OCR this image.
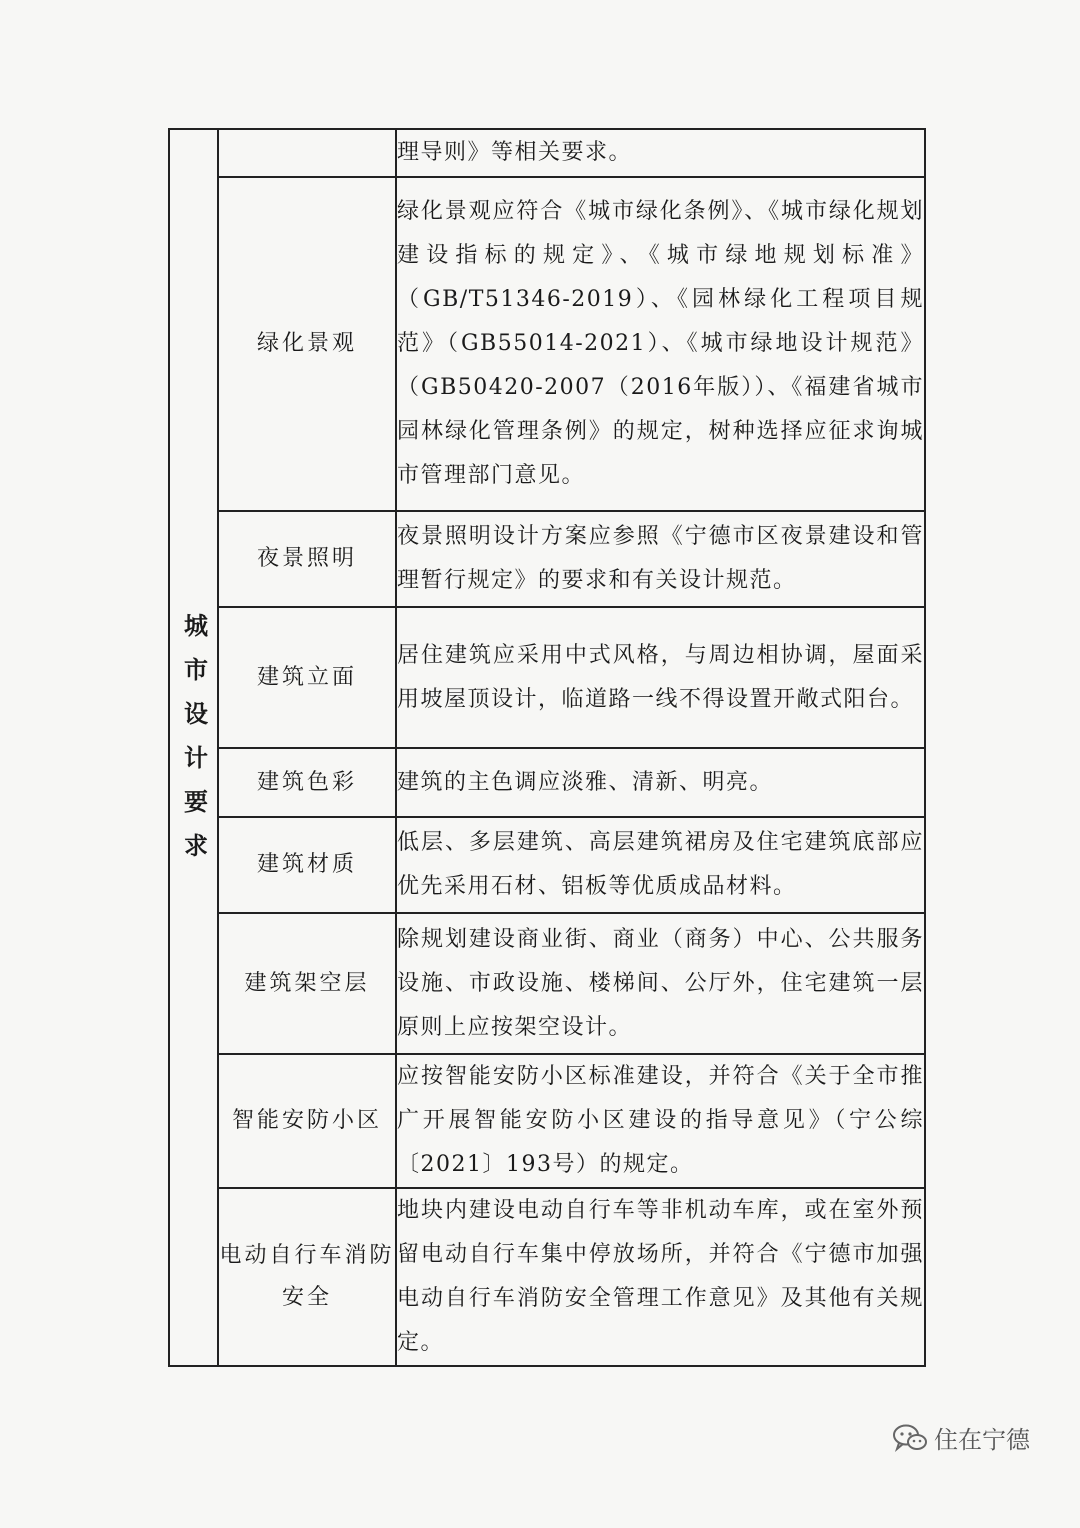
城市设计要求		理导则》等相关要求。
	绿化景观	绿化景观应符合《城市绿化条例》、《城市绿化规划建设指标的规定》、《城市绿地规划标准》（GB/T51346-2019）、《园林绿化工程项目规范》（GB55014-2021）、《城市绿地设计规范》（GB50420-2007（2016年版））、《福建省城市园林绿化管理条例》的规定，树种选择应征求询城市管理部门意见。
	夜景照明	夜景照明设计方案应参照《宁德市区夜景建设和管理暂行规定》的要求和有关设计规范。
	建筑立面	居住建筑应采用中式风格，与周边相协调，屋面采用坡屋顶设计，临道路一线不得设置开敞式阳台。
	建筑色彩	建筑的主色调应淡雅、清新、明亮。
	建筑材质	低层、多层建筑、高层建筑裙房及住宅建筑底部应优先采用石材、铝板等优质成品材料。
	建筑架空层	除规划建设商业街、商业（商务）中心、公共服务设施、市政设施、楼梯间、公厅外，住宅建筑一层原则上应按架空设计。
	智能安防小区	应按智能安防小区标准建设，并符合《关于全市推广开展智能安防小区建设的指导意见》（宁公综〔2021〕193号）的规定。
	电动自行车消防安全	地块内建设电动自行车等非机动车库，或在室外预留电动自行车集中停放场所，并符合《宁德市加强电动自行车消防安全管理工作意见》及其他有关规定。
住在宁德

- _SHORT PROBLEM_: Repeat each entry precisely as it appears. Leave the pictures out.

- _THE ANSWER_:
OCR this image.
城市设计要求		理导则》等相关要求。
	绿化景观	绿化景观应符合《城市绿化条例》、《城市绿化规划建设指标的规定》、《城市绿地规划标准》（GB/T51346-2019）、《园林绿化工程项目规范》（GB55014-2021）、《城市绿地设计规范》（GB50420-2007（2016年版））、《福建省城市园林绿化管理条例》的规定，树种选择应征求询城市管理部门意见。
	夜景照明	夜景照明设计方案应参照《宁德市区夜景建设和管理暂行规定》的要求和有关设计规范。
	建筑立面	居住建筑应采用中式风格，与周边相协调，屋面采用坡屋顶设计，临道路一线不得设置开敞式阳台。
	建筑色彩	建筑的主色调应淡雅、清新、明亮。
	建筑材质	低层、多层建筑、高层建筑裙房及住宅建筑底部应优先采用石材、铝板等优质成品材料。
	建筑架空层	除规划建设商业街、商业（商务）中心、公共服务设施、市政设施、楼梯间、公厅外，住宅建筑一层原则上应按架空设计。
	智能安防小区	应按智能安防小区标准建设，并符合《关于全市推广开展智能安防小区建设的指导意见》（宁公综〔2021〕193号）的规定。
	电动自行车消防安全	地块内建设电动自行车等非机动车库，或在室外预留电动自行车集中停放场所，并符合《宁德市加强电动自行车消防安全管理工作意见》及其他有关规定。
住在宁德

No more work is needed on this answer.